WRITTEN REQUEST –
Continue the forum thread about pellet litter and humidity, picking up right after its last line.

EXCERPT –

# Pellet litter and humidity issues - advice?



## happy_panther (Aug 4, 2014)

Has anyone had problems with pellet litter in humid climates? 

I have been using pellet litter (the type that breaks down to sawdust) for a few months now. I think all up I have used 4 x 10kg bags.

First I was using normal trays which were ok but difficult to clean so I finally forked out for 2 x sifting trays, but they really haven't been performing that well. The wee seems to always go straight to the bottom, which was a very unpleasant surprise the first time I lifted the tray up. I found that the pellets really weren't breaking down. I put some pellets in the bottom tray to absorb the wee, but that was 100 times worse!! Turned to horrid black sludge.

I have switched one tray back to a non-sifting tray, and the litter is breaking down ok but again isn't the easiest to clean. I called the company, who advised that it could be a bad batch but its been several bags now. So I am really thinking it could be the humidity..


----------



## Marcia (Dec 26, 2010)

I've not had a problem but then again, I turn on the air conditioning when it's that hot.


----------



## happy_panther (Aug 4, 2014)

Yeah, our trays are down the back of the house in the laundry so near an open door but not where any air-con would reach


----------



## snowy (Aug 23, 2012)

Avg humidility level is 80% here. Had been using pellet for nearly 3years, I've never had problem with the pellets and I don't use air-con in my cat room or hardly ever turn on air-con in my own room. Just very occasionally, the wee goes straight down to the bottom tray, that was when I had very little pellet at the top layer (forgot to add more). It has never turned into sludge like you said. Umm... really wonder why...maybe a problem with the brand of pellet? try another brand.


----------



## snowy (Aug 23, 2012)

A bag of 9kg pellet lasted me between 5.5-7months for one cat, usually around 6months or so. If you needed 4x10kg bag within a few months, then that is really excessive, unless you have 10 cats.


----------



## happy_panther (Aug 4, 2014)

Yeah, I am thinking of stopping with it.. This is the brand Oz-Pet Animal Litter and Bedding We tried another one when the oz pet was out of stock, but it didn't break down and the smell was horrid. The only other thing to try now is getting the horse stuff from a rural supplier and see if that's any better.

And no, only 2 cats unfortunately. I'm not happy with how much we are using but when it doesn't break down and turns to sludge the whole thing needs replacing every 2nd day or so


----------



## snowy (Aug 23, 2012)

DATA LINES –
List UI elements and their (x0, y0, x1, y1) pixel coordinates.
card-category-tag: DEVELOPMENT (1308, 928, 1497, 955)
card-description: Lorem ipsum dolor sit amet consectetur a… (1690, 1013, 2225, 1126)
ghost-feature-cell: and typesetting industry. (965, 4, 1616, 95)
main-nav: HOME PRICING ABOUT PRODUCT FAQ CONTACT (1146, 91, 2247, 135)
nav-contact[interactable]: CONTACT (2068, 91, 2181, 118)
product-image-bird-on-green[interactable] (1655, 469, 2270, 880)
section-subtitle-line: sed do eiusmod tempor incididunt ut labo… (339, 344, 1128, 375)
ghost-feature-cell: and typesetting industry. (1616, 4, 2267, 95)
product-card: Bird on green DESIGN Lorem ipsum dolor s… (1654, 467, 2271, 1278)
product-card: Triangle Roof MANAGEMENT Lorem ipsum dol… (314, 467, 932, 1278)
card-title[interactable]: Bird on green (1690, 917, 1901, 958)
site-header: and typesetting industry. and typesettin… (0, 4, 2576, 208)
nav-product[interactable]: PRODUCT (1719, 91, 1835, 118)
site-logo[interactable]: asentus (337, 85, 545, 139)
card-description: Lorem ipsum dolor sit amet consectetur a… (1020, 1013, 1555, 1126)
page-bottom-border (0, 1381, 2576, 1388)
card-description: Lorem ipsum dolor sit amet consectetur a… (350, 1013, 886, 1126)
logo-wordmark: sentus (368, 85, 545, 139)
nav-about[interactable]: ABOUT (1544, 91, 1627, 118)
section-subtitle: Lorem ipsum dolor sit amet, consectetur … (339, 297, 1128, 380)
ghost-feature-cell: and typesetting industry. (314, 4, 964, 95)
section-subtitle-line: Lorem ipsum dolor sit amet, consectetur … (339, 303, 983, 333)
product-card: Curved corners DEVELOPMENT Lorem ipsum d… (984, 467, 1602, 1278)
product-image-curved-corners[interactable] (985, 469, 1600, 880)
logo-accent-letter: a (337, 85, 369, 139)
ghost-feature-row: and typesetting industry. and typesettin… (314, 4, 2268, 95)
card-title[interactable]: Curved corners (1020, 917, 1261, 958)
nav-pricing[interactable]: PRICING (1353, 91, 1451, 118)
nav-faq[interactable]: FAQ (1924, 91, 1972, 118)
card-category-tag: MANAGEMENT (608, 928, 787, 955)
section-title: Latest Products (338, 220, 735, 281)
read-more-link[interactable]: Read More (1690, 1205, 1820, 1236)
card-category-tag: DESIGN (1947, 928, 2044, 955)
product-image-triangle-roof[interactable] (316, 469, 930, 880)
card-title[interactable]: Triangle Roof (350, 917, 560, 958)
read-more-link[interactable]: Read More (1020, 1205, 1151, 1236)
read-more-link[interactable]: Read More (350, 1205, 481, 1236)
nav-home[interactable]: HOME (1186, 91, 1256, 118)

ANSWER TO THE PROBLEM –
I believe quality varies between each brand. I'm not familiar with oz-pet, but we have many other brands of wood pellet here, some are really very very cheap, but I bought the more expensive ones, but they last a long time and average out to be about $3+/month. 

I haven't tried the cheaper ones, but I have just started switching to another brand, which costs a few $ more than what I had been using. Didn't have the problem you mentioned, been using it since beginning of Nov. It is lighter and smaller and my boy finally covers his poo well with this new smaller pellet. I am happy with it, my only complaint is, I thought it didn't smell like pine, smell sourish, smell like my antimicrobial wooden chopping board. Oh well, if my cat and hubby is fine with it, I'll have to bear with that smell, I just have such sensitive sense of smell.

Try a different brand if you can find one, the sawdust shouldn't turn into sludge, even on the few occasions when wee seeped through, the sawdust below just absorb the liquid and its just wet sawdust.


----------



## snowy (Aug 23, 2012)

And I just use approx 1" of pellet on the top layer, I clear the lower tray once every 5-7days and then topup with a bowlful or 2 of pellets on the top layer. So, I don't replace the entire thing until the 1st of each month when I needed to wash the box.


----------



## happy_panther (Aug 4, 2014)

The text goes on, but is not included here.